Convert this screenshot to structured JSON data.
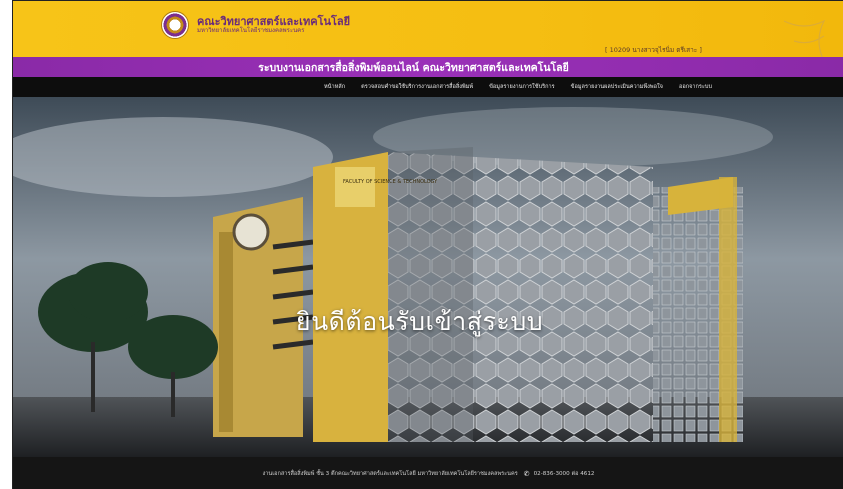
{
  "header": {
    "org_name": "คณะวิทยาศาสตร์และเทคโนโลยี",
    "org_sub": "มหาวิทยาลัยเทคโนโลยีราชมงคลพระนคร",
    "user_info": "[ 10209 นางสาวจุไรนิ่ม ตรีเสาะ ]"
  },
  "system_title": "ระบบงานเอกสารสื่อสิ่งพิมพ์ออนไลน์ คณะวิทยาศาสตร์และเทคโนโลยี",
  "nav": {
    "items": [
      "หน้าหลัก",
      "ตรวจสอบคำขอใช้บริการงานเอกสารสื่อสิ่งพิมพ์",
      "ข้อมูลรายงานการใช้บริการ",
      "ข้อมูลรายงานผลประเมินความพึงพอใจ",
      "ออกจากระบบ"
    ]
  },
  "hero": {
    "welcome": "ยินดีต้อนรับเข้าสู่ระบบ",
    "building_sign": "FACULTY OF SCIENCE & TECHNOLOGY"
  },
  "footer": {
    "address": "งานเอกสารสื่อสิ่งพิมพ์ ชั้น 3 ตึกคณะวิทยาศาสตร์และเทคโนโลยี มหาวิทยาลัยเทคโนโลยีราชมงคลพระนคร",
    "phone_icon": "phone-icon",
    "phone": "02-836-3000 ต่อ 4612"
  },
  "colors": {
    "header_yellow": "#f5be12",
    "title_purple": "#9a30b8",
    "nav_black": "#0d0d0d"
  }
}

# # # #

What you have to do: Repeat every record precisely. Any picture among them stays out of the copy.

The reply:
Convert this screenshot to structured JSON data.
{
  "header": {
    "org_name": "คณะวิทยาศาสตร์และเทคโนโลยี",
    "org_sub": "มหาวิทยาลัยเทคโนโลยีราชมงคลพระนคร",
    "user_info": "[ 10209 นางสาวจุไรนิ่ม ตรีเสาะ ]"
  },
  "system_title": "ระบบงานเอกสารสื่อสิ่งพิมพ์ออนไลน์ คณะวิทยาศาสตร์และเทคโนโลยี",
  "nav": {
    "items": [
      "หน้าหลัก",
      "ตรวจสอบคำขอใช้บริการงานเอกสารสื่อสิ่งพิมพ์",
      "ข้อมูลรายงานการใช้บริการ",
      "ข้อมูลรายงานผลประเมินความพึงพอใจ",
      "ออกจากระบบ"
    ]
  },
  "hero": {
    "welcome": "ยินดีต้อนรับเข้าสู่ระบบ",
    "building_sign": "FACULTY OF SCIENCE & TECHNOLOGY"
  },
  "footer": {
    "address": "งานเอกสารสื่อสิ่งพิมพ์ ชั้น 3 ตึกคณะวิทยาศาสตร์และเทคโนโลยี มหาวิทยาลัยเทคโนโลยีราชมงคลพระนคร",
    "phone_icon": "phone-icon",
    "phone": "02-836-3000 ต่อ 4612"
  },
  "colors": {
    "header_yellow": "#f5be12",
    "title_purple": "#9a30b8",
    "nav_black": "#0d0d0d"
  }
}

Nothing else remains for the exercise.